━━ TEXT

User Guide
Subpackages
The package is organized into three subpackages, each addressing different levels of semantic web expertise and data modeling requirements:
1. InterfaceMDS: A library of functions that enables direct interaction with MDS-Onto, allowing users to query, extend, and integrate ontology-driven metadata into their datasets and analytical pipelines.
2. QBWorkflow: A comprehensive FAIRification workflow designed for users familiar with the RDF Data Cube vocabulary. This workflow supports the creation of richly structured, multidimensional datasets that adhere to linked data best practices and can be easily queried, combined, and analyzed.
3. RDFTableConversion: A streamlined FAIRification workflow for users who prefer a lighter approach that does not require RDF Data Cube. Instead, it leverages a JSON-LD template populated with standard JSON objects derived from table columns. This approach enables users to transform tabular datasets into linked data while maintaining control over metadata content and structure.
By offering both advanced and simplified pathways for converting data into semantically rich, machine-readable formats, FAIRLinked lowers the barrier to adopting FAIR principles in the materials science community. Its modular design allows researchers to choose the workflow that best matches their technical expertise, data complexity, and intended use cases, thereby promoting greater data discoverability, interoperability, and reuse.
# InterfaceMDS Subpackage
import FAIRLinked.InterfaceMDS
Functions in Interface MDS allow users to interact with MDS-Onto and search for terms relevant to their domains. This includes loading MDS-Onto into an RDFLib Graph, view domains and subdomains, term search, and add new ontology terms to a local copy.

━━━━

= EXERCISES TO COMPLETE =
**A.** Using the FAIRLinked user guide above, decide whether each statement agrees with it. Answer yes or no for each, and quote the words of the guide that settle it.
(i) QBWorkflow is intended for users familiar with the RDF Data Cube vocabulary.
(ii) RDFTableConversion requires the RDF Data Cube vocabulary.
(iii) The package is divided into four subpackages.
**B.** Write the next part of the FAIRLinked user guide, starting after its last sentence above.

━━ ENTRIES PROVIDED

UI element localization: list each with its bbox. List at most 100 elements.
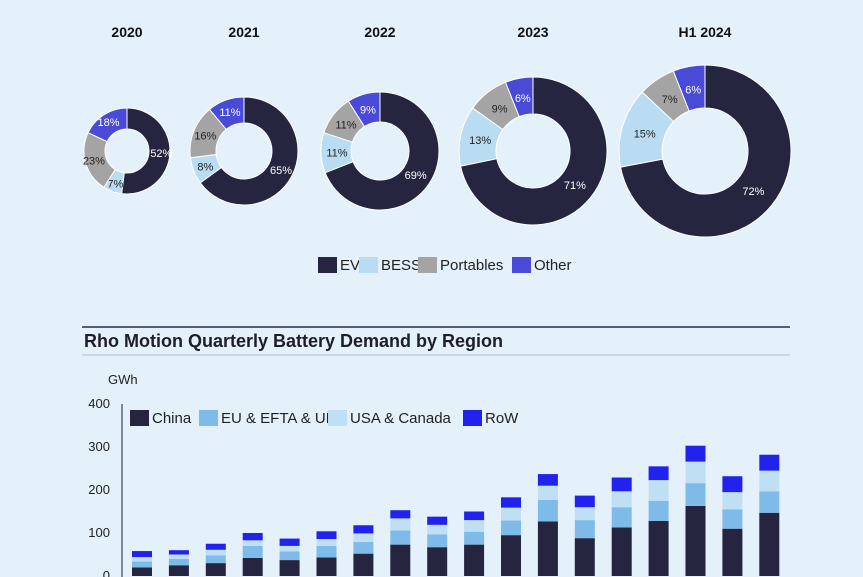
legend-swatch-china — [130, 410, 149, 426]
donut-slice-ev — [199, 96, 299, 206]
bar-chart-title: Rho Motion Quarterly Battery Demand by R… — [84, 331, 503, 351]
legend-swatch-eu-efta-uk — [199, 410, 218, 426]
bar-segment-usa-canada — [390, 518, 411, 531]
donut-2020: 2020 52% 7%23% 18% — [83, 24, 173, 195]
bar-segment-row — [132, 551, 152, 558]
legend-swatch-row — [463, 410, 482, 426]
slice-label-bess: 11% — [326, 147, 347, 159]
legend-swatch-bess — [359, 257, 378, 273]
legend-swatch-usa-canada — [328, 410, 347, 426]
legend-label-other: Other — [534, 257, 572, 274]
bar-segment-eu-efta-uk — [316, 545, 337, 558]
bar-segment-china — [168, 565, 189, 576]
bar-segment-china — [685, 505, 706, 576]
bar-segment-usa-canada — [685, 461, 706, 484]
bar-segment-row — [242, 533, 263, 541]
slice-label-portables: 9% — [492, 104, 508, 116]
slice-label-ev: 52% — [150, 148, 172, 160]
legend-swatch-ev — [318, 257, 337, 273]
bar-segment-eu-efta-uk — [279, 551, 300, 561]
legend-label-eu-efta-uk: EU & EFTA & UK — [221, 410, 336, 427]
bar-segment-usa-canada — [501, 507, 521, 521]
donut-2023: 2023 71% 13% 9% 6% — [458, 24, 608, 226]
bar-segment-china — [537, 521, 558, 576]
bar-segment-china — [353, 553, 374, 576]
legend-label-portables: Portables — [440, 257, 503, 274]
bar-segment-eu-efta-uk — [205, 555, 226, 564]
donut-slice-other — [672, 64, 706, 112]
slice-label-bess: 13% — [469, 135, 491, 147]
donut-h1-2024: H1 2024 72% 15% 7% 6% — [618, 24, 792, 238]
bar-segment-row — [574, 495, 595, 508]
bar-segment-china — [611, 527, 632, 576]
y-axis-unit-label: GWh — [108, 372, 138, 387]
legend-swatch-portables — [418, 257, 437, 273]
bar-segment-row — [353, 525, 374, 534]
bar-segment-usa-canada — [316, 539, 337, 546]
y-tick-label: 400 — [88, 396, 110, 411]
bar-segment-usa-canada — [279, 545, 300, 552]
bar-segment-china — [279, 560, 300, 576]
bar-segment-row — [685, 445, 706, 462]
bar-segment-usa-canada — [168, 554, 189, 559]
bar-segment-row — [537, 474, 558, 486]
donut-2021: 2021 65% 8% 16%11% — [189, 24, 299, 206]
bar-segment-usa-canada — [205, 549, 226, 556]
slice-label-other: 11% — [219, 107, 240, 119]
bar-segment-usa-canada — [353, 533, 374, 543]
legend-label-china: China — [152, 410, 192, 427]
donut-2022: 2022 69% 11% 11% 9% — [320, 24, 440, 211]
bar-segment-row — [390, 510, 411, 519]
bar-segment-usa-canada — [722, 492, 743, 510]
bar-segment-eu-efta-uk — [168, 558, 189, 566]
bar-segment-row — [316, 531, 337, 540]
legend-label-row: RoW — [485, 410, 519, 427]
slice-label-other: 6% — [685, 84, 701, 96]
y-tick-label: 300 — [88, 439, 110, 454]
bar-segment-china — [574, 538, 595, 576]
bar-legend: China EU & EFTA & UK USA & Canada RoW — [130, 410, 519, 427]
bar-segment-eu-efta-uk — [390, 530, 411, 545]
y-axis: 0 100 200 300 400 — [88, 396, 123, 577]
y-tick-label: 200 — [88, 482, 110, 497]
donut-slice-ev — [121, 107, 171, 195]
donut-slice-other — [504, 76, 534, 118]
bar-segment-eu-efta-uk — [464, 531, 485, 545]
bar-segment-row — [168, 550, 189, 555]
donut-slice-ev — [459, 76, 608, 226]
bar-segment-china — [722, 528, 743, 576]
donut-title: 2020 — [111, 24, 142, 40]
bar-segment-usa-canada — [537, 485, 558, 500]
bar-segment-china — [648, 520, 669, 576]
bar-segment-eu-efta-uk — [132, 561, 152, 568]
slice-label-other: 6% — [515, 93, 531, 105]
slice-label-other: 9% — [360, 105, 376, 117]
donut-title: 2023 — [517, 24, 548, 40]
bar-segment-china — [464, 544, 485, 576]
bar-segment-eu-efta-uk — [242, 545, 263, 558]
donut-title: H1 2024 — [679, 24, 732, 40]
slice-label-ev: 69% — [405, 170, 427, 182]
slice-label-portables: 11% — [335, 120, 356, 132]
bar-segment-usa-canada — [242, 540, 263, 546]
bar-segment-china — [501, 535, 521, 576]
slice-label-other: 18% — [98, 117, 120, 129]
bar-segment-china — [316, 557, 337, 576]
bar-segment-usa-canada — [427, 524, 448, 535]
bar-segment-row — [759, 454, 780, 471]
donut-slice-ev — [619, 64, 792, 238]
donut-slice-other — [87, 107, 128, 143]
slice-label-bess: 8% — [197, 161, 213, 173]
bar-segment-china — [427, 547, 448, 576]
bar-segment-usa-canada — [648, 480, 669, 501]
legend-swatch-other — [512, 257, 531, 273]
bar-segment-eu-efta-uk — [648, 500, 669, 521]
bar-segment-eu-efta-uk — [427, 534, 448, 548]
donut-title: 2021 — [228, 24, 259, 40]
y-tick-label: 100 — [88, 525, 110, 540]
bar-segment-row — [205, 543, 226, 550]
donut-slice-other — [208, 96, 245, 131]
legend-label-usa-canada: USA & Canada — [350, 410, 452, 427]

━━━━

= OUTPUTS =
**A.**
(i) Yes: "designed for users familiar with the RDF Data Cube vocabulary"
(ii) No: "does not require RDF Data Cube"
(iii) No: "The package is organized into three subpackages"

**B.**
## Load latest version of MDS-Onto
import FAIRLinked.InterfaceMDS.load_mds_ontology
from FAIRLinked.InterfaceMDS.load_mds_ontology import load_mds_ontology_graph
mds_graph = load_mds_ontology_graph()
## View domains/subdomains in MDS-Onto
Terms in MDS-Onto are categorized under domains and subdomains, groupings related to topic areas currently being researched at SDLE and collaborators. More information about domains and subdomains can be found at here
import FAIRLinked.InterfaceMDS.domain_subdomain_viewer
from FAIRLinked.InterfaceMDS.domain_subdomain_viewer import domain_subdomain_viewer
domain_subdomain_viewer()
## View domains/subdomains tree in MDS-Onto
import FAIRLinked.InterfaceMDS.domain_subdomain_viewer
from FAIRLinked.InterfaceMDS.domain_subdomain_viewer import domain_subdomain_directory
domain_subdomain_directory()
Generate an actual file directory with sub-ontologies tagged by domain/subdomain:
import FAIRLinked.InterfaceMDS.load_mds_ontology
from FAIRLinked.InterfaceMDS.load_mds_ontology import load_mds_ontology_graph
from FAIRLinked.InterfaceMDS.domain_subdomain_viewer import domain_subdomain_directory
mds_graph = load_mds_ontology_graph()
domain_subdomain_directory(onto_graph=mds_graph, output_dir="path/to/output")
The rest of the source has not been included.